Required work | List each line of the data that holds the string "color".

(Excerpts from a figure dataset)
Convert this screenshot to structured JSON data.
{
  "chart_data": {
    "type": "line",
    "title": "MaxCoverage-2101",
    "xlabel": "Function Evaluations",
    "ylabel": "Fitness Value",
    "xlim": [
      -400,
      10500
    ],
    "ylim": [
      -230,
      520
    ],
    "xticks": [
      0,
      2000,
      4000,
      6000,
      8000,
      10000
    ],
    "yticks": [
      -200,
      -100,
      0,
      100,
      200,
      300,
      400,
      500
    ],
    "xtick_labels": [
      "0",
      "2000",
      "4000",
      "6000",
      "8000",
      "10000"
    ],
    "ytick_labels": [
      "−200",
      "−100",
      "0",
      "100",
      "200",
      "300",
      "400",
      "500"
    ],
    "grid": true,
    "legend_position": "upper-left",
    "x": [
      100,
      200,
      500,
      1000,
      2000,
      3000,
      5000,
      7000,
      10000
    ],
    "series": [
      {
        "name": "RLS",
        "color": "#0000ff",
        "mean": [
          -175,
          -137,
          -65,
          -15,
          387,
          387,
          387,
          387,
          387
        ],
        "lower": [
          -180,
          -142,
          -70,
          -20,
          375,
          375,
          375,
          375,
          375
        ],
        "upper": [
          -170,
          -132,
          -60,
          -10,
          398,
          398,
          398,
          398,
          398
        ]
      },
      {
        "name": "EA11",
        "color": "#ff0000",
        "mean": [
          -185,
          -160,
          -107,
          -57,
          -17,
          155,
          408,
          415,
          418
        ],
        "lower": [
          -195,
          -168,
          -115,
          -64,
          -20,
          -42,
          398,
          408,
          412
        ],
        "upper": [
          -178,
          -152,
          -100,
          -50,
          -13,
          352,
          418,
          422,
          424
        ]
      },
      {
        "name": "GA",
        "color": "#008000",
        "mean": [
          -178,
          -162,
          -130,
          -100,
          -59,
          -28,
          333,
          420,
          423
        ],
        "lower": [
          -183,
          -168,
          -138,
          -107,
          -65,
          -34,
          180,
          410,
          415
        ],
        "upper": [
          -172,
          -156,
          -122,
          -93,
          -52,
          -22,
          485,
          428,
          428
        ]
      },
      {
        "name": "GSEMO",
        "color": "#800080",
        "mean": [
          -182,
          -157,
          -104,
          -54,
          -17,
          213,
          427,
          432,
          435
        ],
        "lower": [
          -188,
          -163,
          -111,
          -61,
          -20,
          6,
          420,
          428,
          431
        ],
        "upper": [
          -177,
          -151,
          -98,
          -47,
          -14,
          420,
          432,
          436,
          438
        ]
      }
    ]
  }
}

Task response |
        "color": "#0000ff",
        "color": "#ff0000",
        "color": "#008000",
        "color": "#800080",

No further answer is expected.